____ EXERCISE MATERIAL

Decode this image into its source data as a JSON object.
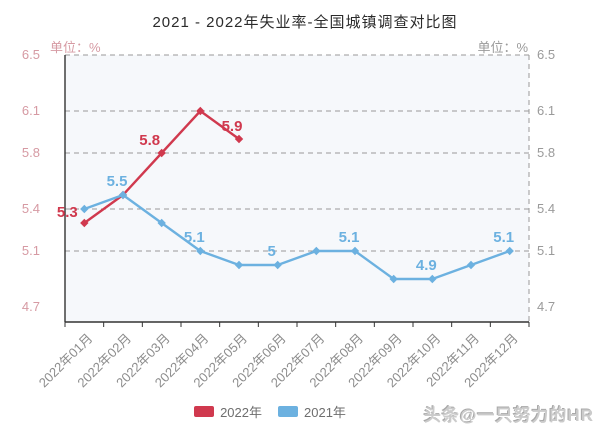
{
  "page": {
    "title": "2021 - 2022年失业率-全国城镇调查对比图",
    "watermark": "头条@一只努力的HR"
  },
  "chart_data": {
    "type": "line",
    "title": "2021 - 2022年失业率-全国城镇调查对比图",
    "unit_left": "单位：%",
    "unit_right": "单位：%",
    "xlabel": "",
    "ylabel": "单位：%",
    "ylim": [
      4.7,
      6.5
    ],
    "y_ticks": [
      6.5,
      6.1,
      5.8,
      5.4,
      5.1,
      4.7
    ],
    "grid": true,
    "legend_position": "bottom",
    "categories": [
      "2022年01月",
      "2022年02月",
      "2022年03月",
      "2022年04月",
      "2022年05月",
      "2022年06月",
      "2022年07月",
      "2022年08月",
      "2022年09月",
      "2022年10月",
      "2022年11月",
      "2022年12月"
    ],
    "series": [
      {
        "name": "2022年",
        "color": "#d0394e",
        "values": [
          5.3,
          5.5,
          5.8,
          6.1,
          5.9
        ],
        "point_labels": [
          "5.3",
          "",
          "5.8",
          "",
          "5.9"
        ]
      },
      {
        "name": "2021年",
        "color": "#6cb1e0",
        "values": [
          5.4,
          5.5,
          5.3,
          5.1,
          5.0,
          5.0,
          5.1,
          5.1,
          4.9,
          4.9,
          5.0,
          5.1
        ],
        "point_labels": [
          "",
          "5.5",
          "",
          "5.1",
          "",
          "5",
          "",
          "5.1",
          "",
          "4.9",
          "",
          "5.1"
        ]
      }
    ],
    "style": {
      "plot_bg": "#f6f8fb",
      "grid_color": "#999999",
      "axis_color": "#333333",
      "left_axis_label_color": "#d69aa3",
      "right_axis_label_color": "#9a9a9a",
      "x_axis_label_color": "#8c8c8c",
      "title_color": "#2b2b2b",
      "legend_text_color": "#6e6e6e",
      "watermark_color": "#cbcbcb"
    }
  }
}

________

● **INSTRUCTIONS TO FOLLOW**
Without the pictures, print the records in full, exactly as they appear.

● **PROBLEM SOLUTION**
Decode this image into its source data as a JSON object.
{
  "page": {
    "title": "2021 - 2022年失业率-全国城镇调查对比图",
    "watermark": "头条@一只努力的HR"
  },
  "chart_data": {
    "type": "line",
    "title": "2021 - 2022年失业率-全国城镇调查对比图",
    "unit_left": "单位：%",
    "unit_right": "单位：%",
    "xlabel": "",
    "ylabel": "单位：%",
    "ylim": [
      4.7,
      6.5
    ],
    "y_ticks": [
      6.5,
      6.1,
      5.8,
      5.4,
      5.1,
      4.7
    ],
    "grid": true,
    "legend_position": "bottom",
    "categories": [
      "2022年01月",
      "2022年02月",
      "2022年03月",
      "2022年04月",
      "2022年05月",
      "2022年06月",
      "2022年07月",
      "2022年08月",
      "2022年09月",
      "2022年10月",
      "2022年11月",
      "2022年12月"
    ],
    "series": [
      {
        "name": "2022年",
        "color": "#d0394e",
        "values": [
          5.3,
          5.5,
          5.8,
          6.1,
          5.9
        ],
        "point_labels": [
          "5.3",
          "",
          "5.8",
          "",
          "5.9"
        ]
      },
      {
        "name": "2021年",
        "color": "#6cb1e0",
        "values": [
          5.4,
          5.5,
          5.3,
          5.1,
          5.0,
          5.0,
          5.1,
          5.1,
          4.9,
          4.9,
          5.0,
          5.1
        ],
        "point_labels": [
          "",
          "5.5",
          "",
          "5.1",
          "",
          "5",
          "",
          "5.1",
          "",
          "4.9",
          "",
          "5.1"
        ]
      }
    ],
    "style": {
      "plot_bg": "#f6f8fb",
      "grid_color": "#999999",
      "axis_color": "#333333",
      "left_axis_label_color": "#d69aa3",
      "right_axis_label_color": "#9a9a9a",
      "x_axis_label_color": "#8c8c8c",
      "title_color": "#2b2b2b",
      "legend_text_color": "#6e6e6e",
      "watermark_color": "#cbcbcb"
    }
  }
}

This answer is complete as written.